Vite di carta. L’anniversario di Andrea Bajani

“Si possono abbandonare i propri genitori? O meglio, ci si può sottrarre a loro?” chiede il narratore-figlio del romanzo L’anniversario, che Andrea Bajani ha pubblicato nel gennaio di questo 2025 vincendo pochi mesi dopo lo Strega giovani.

La doppia domanda, così estrapolata, trova in me una risposta pronta, a patto di invertire l’ordine e rispondersi innanzitutto che sì, si può e si deve sottrarsi ai propri genitori. A un certo punto della crescita vanno lasciati. Messi a distanza, in una geografia familiare che garantisca a ognuno autonomia e libertà di movimento. In una geografia degli affetti che allarghi gli spazi e vada al passo con le fasi intanto avanzate nelle vite di tutti.

L’anniversario di cui parla l’incipit del romanzo ha, tuttavia, un valore sinistro: nasce da una sofferenza intrappolata nelle viscere del narratore-figlio che intende festeggiare dieci anni dal suo distacco definitivo dal padre e dalla madre.

Dieci anni dal cambio di numero telefonico, per evitare le rade ma insopportabili conversazioni a distanza che lo connettevano violentemente al clima distopico che aveva subito per tutta la vita nella sua famiglia. Dopo, a lungo, lo percorreva un tremito.

= Compito assegnato A =
Riproduci esattamente la parte del brano sul romanzo L’anniversario che si apre con le parole "L’anniversario di cui" e si chiude con "e dalla madre.".

= Voci mostrate =
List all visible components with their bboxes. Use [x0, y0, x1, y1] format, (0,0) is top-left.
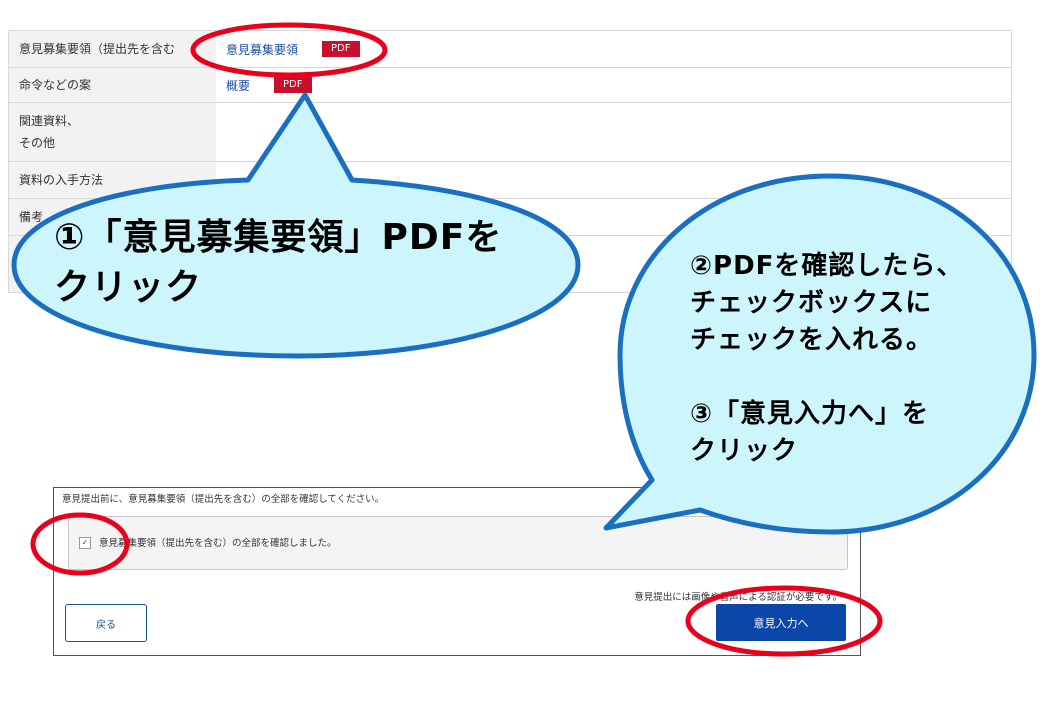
callout-step2-text: ②PDFを確認したら、 チェックボックスに チェックを入れる。 ③「意見入力へ」… — [690, 251, 964, 466]
callout-step1-text: ①「意見募集要領」PDFを クリック — [54, 217, 503, 308]
highlight-ring-checkbox — [30, 512, 130, 576]
highlight-ring-guideline — [190, 22, 388, 78]
highlight-ring-next — [685, 585, 883, 657]
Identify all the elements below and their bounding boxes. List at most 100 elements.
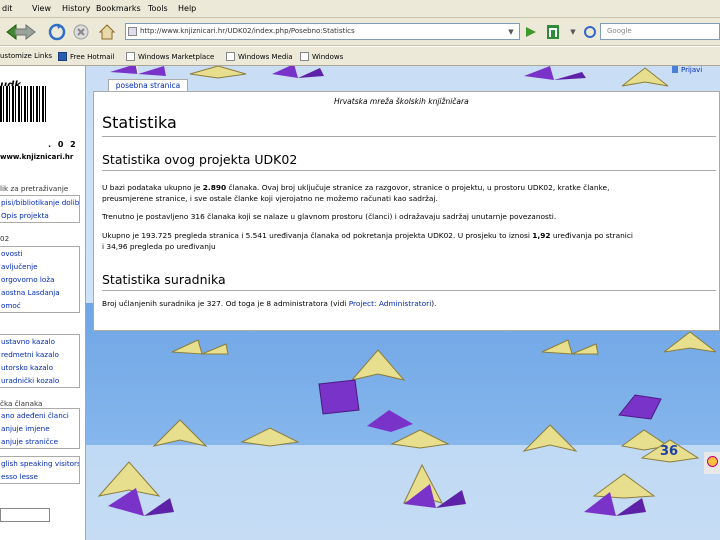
home-icon [98,24,116,40]
site-heading: Hrvatska mreža školskih knjižničara [334,97,469,106]
title-divider [102,136,716,137]
search-engine-button[interactable] [580,22,600,42]
url-dropdown-icon[interactable]: ▼ [505,22,517,42]
menu-history[interactable]: History [62,4,90,13]
sidebar-group-indexes: ustavno kazalo redmetni kazalo utorsko k… [0,334,80,388]
forward-arrow-icon [14,23,36,41]
sidebar-item-news[interactable]: ovosti [0,247,79,260]
sidebar-group-navigation: ovosti avljučenje orgovorno loža aostna … [0,246,80,313]
book-decoration-icon [318,379,360,415]
book-decoration-icon [404,484,466,508]
navigation-toolbar: http://www.knjiznicari.hr/UDK02/index.ph… [0,18,720,46]
sidebar-item-new-pages[interactable]: anjuje straničce [0,435,79,448]
stop-icon [73,24,89,40]
menu-bookmarks[interactable]: Bookmarks [96,4,141,13]
user-icon [672,66,678,73]
sidebar-heading-udk02: 02 [0,234,10,243]
wiki-sidebar: udk . 0 2 www.knjiznicari.hr lik za pret… [0,66,86,540]
book-decoration-icon [390,429,450,449]
addon-icon [547,25,559,39]
sidebar-heading-search: lik za pretraživanje [0,184,69,193]
book-decoration-icon [152,419,208,447]
login-link[interactable]: Prijavi [672,66,702,74]
reload-icon [48,23,66,41]
page-favicon-icon [128,27,137,36]
search-input[interactable]: Google [600,23,720,40]
book-decoration-icon [541,339,599,355]
barcode-number: . 0 2 [48,140,78,149]
page-title: Statistika [102,113,177,132]
paragraph-article-count: U bazi podataka ukupno je 2.890 članaka.… [102,183,610,192]
sidebar-item-author-index[interactable]: utorsko kazalo [0,361,79,374]
home-button[interactable] [96,22,118,42]
bookmark-free-hotmail[interactable]: Free Hotmail [58,52,114,61]
book-decoration-icon [621,67,669,87]
sidebar-group-cataloguing: pisi/bibliotikanje dolibeva Opis projekt… [0,195,80,223]
page-icon [226,52,235,61]
book-decoration-icon [663,331,717,353]
bookmark-windows[interactable]: Windows [300,52,343,61]
menu-edit[interactable]: dit [2,4,12,13]
paragraph-page-views: Ukupno je 193.725 pregleda stranica i 5.… [102,231,633,240]
go-arrow-icon [526,27,536,37]
bookmarks-toolbar: ustomize Links Free Hotmail Windows Mark… [0,47,720,66]
addon-dropdown-icon[interactable]: ▼ [568,22,578,42]
addon-button[interactable] [544,22,562,42]
administrators-link[interactable]: Project: Administratori [349,299,432,308]
book-decoration-icon [584,492,646,516]
menu-view[interactable]: View [32,4,51,13]
reload-button[interactable] [46,22,68,42]
bookmark-customize-links[interactable]: ustomize Links [0,52,52,60]
sidebar-heading-articles: čka članaka [0,399,43,408]
page-viewport: udk . 0 2 www.knjiznicari.hr lik za pret… [0,66,720,540]
msn-icon [58,52,67,61]
sidebar-item-contents-index[interactable]: ustavno kazalo [0,335,79,348]
book-decoration-icon [110,66,166,76]
sidebar-item-contact[interactable]: orgovorno loža [0,273,79,286]
book-decoration-icon [618,394,662,420]
menu-bar: dit View History Bookmarks Tools Help [0,0,720,18]
book-decoration-icon [108,488,174,516]
sidebar-search-input[interactable] [0,508,50,522]
forward-button[interactable] [10,22,40,42]
book-decoration-icon [240,427,300,447]
book-decoration-icon [171,339,229,355]
barcode-logo [0,86,48,122]
sidebar-item-ordered-articles[interactable]: ano adeđeni članci [0,409,79,422]
paragraph-article-count-cont: preusmjerene stranice, i sve ostale član… [102,194,438,203]
book-decoration-icon [522,424,578,452]
book-decoration-icon [189,66,247,79]
sidebar-item-faq[interactable]: aostna Lasdanja [0,286,79,299]
menu-tools[interactable]: Tools [148,4,168,13]
page-icon [300,52,309,61]
section-divider [102,290,716,291]
paragraph-page-views-cont: i 34,96 pregleda po uređivanju [102,242,216,251]
sidebar-item-subject-index[interactable]: redmetni kazalo [0,348,79,361]
go-button[interactable] [522,22,540,42]
bookmark-windows-marketplace[interactable]: Windows Marketplace [126,52,214,61]
page-icon [126,52,135,61]
section-heading-project: Statistika ovog projekta UDK02 [102,152,298,167]
bookmark-windows-media[interactable]: Windows Media [226,52,293,61]
sidebar-item-inclusion[interactable]: avljučenje [0,260,79,273]
menu-help[interactable]: Help [178,4,196,13]
google-icon [584,26,596,38]
stop-button[interactable] [70,22,92,42]
site-url-label: www.knjiznicari.hr [0,153,74,161]
sidebar-item-recent-changes[interactable]: anjuje imjene [0,422,79,435]
section-heading-users: Statistika suradnika [102,272,226,287]
address-bar[interactable]: http://www.knjiznicari.hr/UDK02/index.ph… [125,23,520,40]
sidebar-item-project-description[interactable]: Opis projekta [0,209,79,222]
status-indicator-icon [707,456,718,467]
sidebar-item-cataloguing[interactable]: pisi/bibliotikanje dolibeva [0,196,79,209]
paragraph-users: Broj učlanjenih suradnika je 327. Od tog… [102,299,437,308]
sidebar-item-contributor-index[interactable]: uradnički kozalo [0,374,79,387]
article-content: Hrvatska mreža školskih knjižničara Stat… [93,91,720,331]
book-decoration-icon [272,66,324,78]
slide-page-number: 36 [660,444,679,459]
sidebar-item-extra[interactable]: esso lesse [0,470,79,483]
sidebar-group-articles: ano adeđeni članci anjuje imjene anjuje … [0,408,80,449]
sidebar-item-help[interactable]: omoć [0,299,79,312]
sidebar-item-english-visitors[interactable]: glish speaking visitors [0,457,79,470]
book-decoration-icon [524,66,586,80]
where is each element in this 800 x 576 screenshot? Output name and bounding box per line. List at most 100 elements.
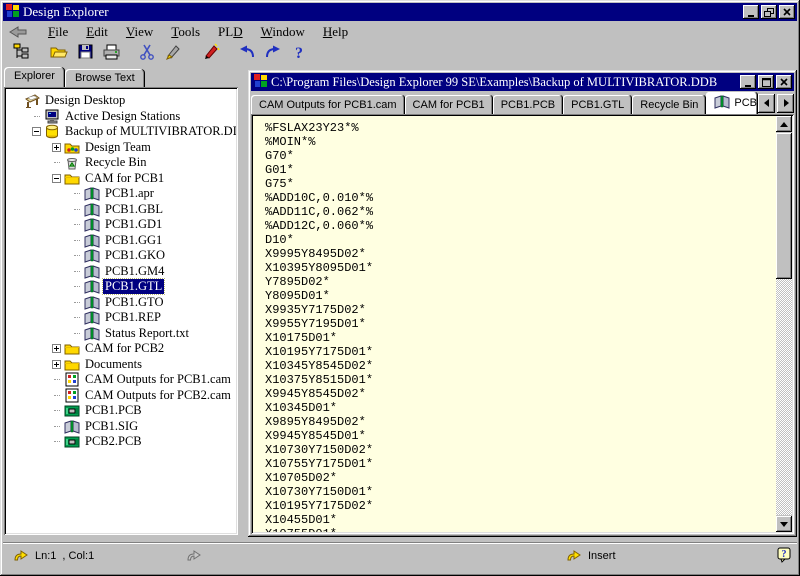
help-icon: ? [293,44,305,65]
tree-item-cam-outputs-for-pcb1-cam[interactable]: CAM Outputs for PCB1.cam [6,372,236,388]
tree-item-pcb1-apr[interactable]: PCB1.apr [6,186,236,202]
scrollbar-track[interactable] [776,279,792,515]
document-logo-icon [253,73,267,92]
expand-icon[interactable] [50,360,63,369]
tree-item-pcb1-pcb[interactable]: PCB1.PCB [6,403,236,419]
menu-bar: FileEditViewToolsPLDWindowHelp [3,22,797,42]
doc-tab-recycle-bin[interactable]: Recycle Bin [632,95,706,114]
tree-item-cam-for-pcb2[interactable]: CAM for PCB2 [6,341,236,357]
text-doc-icon [83,279,100,294]
tree-item-status-report-txt[interactable]: Status Report.txt [6,326,236,342]
menu-edit[interactable]: Edit [77,22,117,42]
doc-tab-pcb1-gtl[interactable]: PCB1.GTL [563,95,632,114]
menu-arrow-icon[interactable] [9,24,39,40]
team-folder-icon [63,140,80,155]
tree-item-label: Recycle Bin [83,155,148,170]
menu-file[interactable]: File [39,22,77,42]
menu-tools[interactable]: Tools [162,22,209,42]
minimize-button[interactable] [740,75,756,89]
restore-button[interactable] [761,5,777,19]
expand-icon[interactable] [50,143,63,152]
text-doc-icon [83,310,100,325]
vertical-scrollbar [776,116,792,532]
tree-item-cam-for-pcb1[interactable]: CAM for PCB1 [6,171,236,187]
paste-button[interactable] [161,43,185,65]
doc-tab-cam-outputs-for-pcb1-cam[interactable]: CAM Outputs for PCB1.cam [251,95,405,114]
title-bar[interactable]: Design Explorer [3,3,797,21]
pcb-doc-icon [63,403,80,418]
document-title-bar[interactable]: C:\Program Files\Design Explorer 99 SE\E… [251,73,794,91]
wizard-pen-button[interactable] [199,43,223,65]
text-doc-icon [83,202,100,217]
text-editor[interactable]: %FSLAX23Y23*%%MOIN*%G70*G01*G75*%ADD10C,… [253,116,776,532]
redo-button[interactable] [261,43,285,65]
wizard-pen-icon [202,43,220,65]
tree-item-pcb1-rep[interactable]: PCB1.REP [6,310,236,326]
tree-item-recycle-bin[interactable]: Recycle Bin [6,155,236,171]
close-button[interactable] [779,5,795,19]
tab-browse-text[interactable]: Browse Text [65,69,145,87]
tree-item-label: Status Report.txt [103,326,191,341]
tree-item-design-desktop[interactable]: Design Desktop [6,93,236,109]
doc-tab-label: Recycle Bin [640,99,698,111]
doc-tab-pcb1-pcb[interactable]: PCB1.PCB [493,95,563,114]
tree-item-pcb1-gm4[interactable]: PCB1.GM4 [6,264,236,280]
folder-icon [63,357,80,372]
tree-item-label: Design Desktop [43,93,127,108]
cut-icon [139,44,155,65]
design-manager-button[interactable] [9,43,33,65]
svg-text:?: ? [782,549,787,560]
tree-item-pcb1-gto[interactable]: PCB1.GTO [6,295,236,311]
menu-window[interactable]: Window [252,22,314,42]
tree-connector [70,255,83,256]
menu-pld[interactable]: PLD [209,22,252,42]
tree-item-label: Documents [83,357,144,372]
editor-line: G75* [265,177,776,191]
tree-item-pcb2-pcb[interactable]: PCB2.PCB [6,434,236,450]
tree-item-pcb1-gko[interactable]: PCB1.GKO [6,248,236,264]
tab-scroll-right-button[interactable] [777,94,794,113]
maximize-button[interactable] [758,75,774,89]
tab-scroll-left-button[interactable] [758,94,775,113]
tree-item-pcb1-gtl[interactable]: PCB1.GTL [6,279,236,295]
collapse-icon[interactable] [30,127,43,136]
tree-item-pcb1-gd1[interactable]: PCB1.GD1 [6,217,236,233]
folder-icon [63,171,80,186]
menu-help[interactable]: Help [314,22,357,42]
undo-button[interactable] [235,43,259,65]
print-button[interactable] [99,43,123,65]
scroll-up-button[interactable] [776,116,792,132]
save-button[interactable] [73,43,97,65]
doc-tab-label: CAM Outputs for PCB1.cam [259,99,397,111]
scrollbar-thumb[interactable] [776,133,792,279]
doc-tab-pcb1-gtl-active[interactable]: PCB1.GTL [706,92,758,114]
tree-item-documents[interactable]: Documents [6,357,236,373]
close-button[interactable] [776,75,792,89]
doc-tab-cam-for-pcb1[interactable]: CAM for PCB1 [405,95,493,114]
tree-connector [70,286,83,287]
tree-item-pcb1-gg1[interactable]: PCB1.GG1 [6,233,236,249]
menu-items: FileEditViewToolsPLDWindowHelp [39,22,357,42]
recycle-bin-icon [63,155,80,170]
collapse-icon[interactable] [50,174,63,183]
tree-item-backup-of-multivibrator-ddb[interactable]: Backup of MULTIVIBRATOR.DDB [6,124,236,140]
tree-item-active-design-stations[interactable]: Active Design Stations [6,109,236,125]
open-button[interactable] [47,43,71,65]
text-doc-icon [83,295,100,310]
status-help-button[interactable]: ? [777,543,791,569]
tree-item-label: PCB1.GKO [103,248,167,263]
tab-explorer[interactable]: Explorer [4,67,65,87]
tree-item-cam-outputs-for-pcb2-cam[interactable]: CAM Outputs for PCB2.cam [6,388,236,404]
tree-item-design-team[interactable]: Design Team [6,140,236,156]
tree-item-pcb1-gbl[interactable]: PCB1.GBL [6,202,236,218]
help-button[interactable]: ? [287,43,311,65]
status-bar: Ln:1 , Col:1 Insert ? [3,542,797,568]
cut-button[interactable] [135,43,159,65]
editor-line: X9895Y8495D02* [265,415,776,429]
minimize-button[interactable] [743,5,759,19]
tree-item-pcb1-sig[interactable]: PCB1.SIG [6,419,236,435]
doc-tab-label: CAM for PCB1 [413,99,485,111]
menu-view[interactable]: View [117,22,162,42]
expand-icon[interactable] [50,344,63,353]
scroll-down-button[interactable] [776,516,792,532]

= Compito assegnato B =
Nelle voci, dall’inizio fino alla riga che contiene "Identify all the" inclusa, sostituisci "highlight-ring" con "focus-ring" lasciando invariato tutto il resto, e riporta soltanto quelle righe. Escludi le immagini dalla risposta.

= Risposta svolta A =
L’anniversario di cui parla l’incipit del romanzo ha, tuttavia, un valore sinistro: nasce da una sofferenza intrappolata nelle viscere del narratore-figlio che intende festeggiare dieci anni dal suo distacco definitivo dal padre e dalla madre.

= Risposta svolta B =
List all visible components with their bboxes. Use [x0, y0, x1, y1] format, (0,0) is top-left.
callout-step2-text: ②PDFを確認したら、 チェックボックスに チェックを入れる。 ③「意見入力へ」… — [690, 251, 964, 466]
callout-step1-text: ①「意見募集要領」PDFを クリック — [54, 217, 503, 308]
focus-ring-checkbox — [30, 512, 130, 576]
focus-ring-guideline — [190, 22, 388, 78]
focus-ring-next — [685, 585, 883, 657]
Identify all the elements below and their bounding boxes. List at most 100 elements.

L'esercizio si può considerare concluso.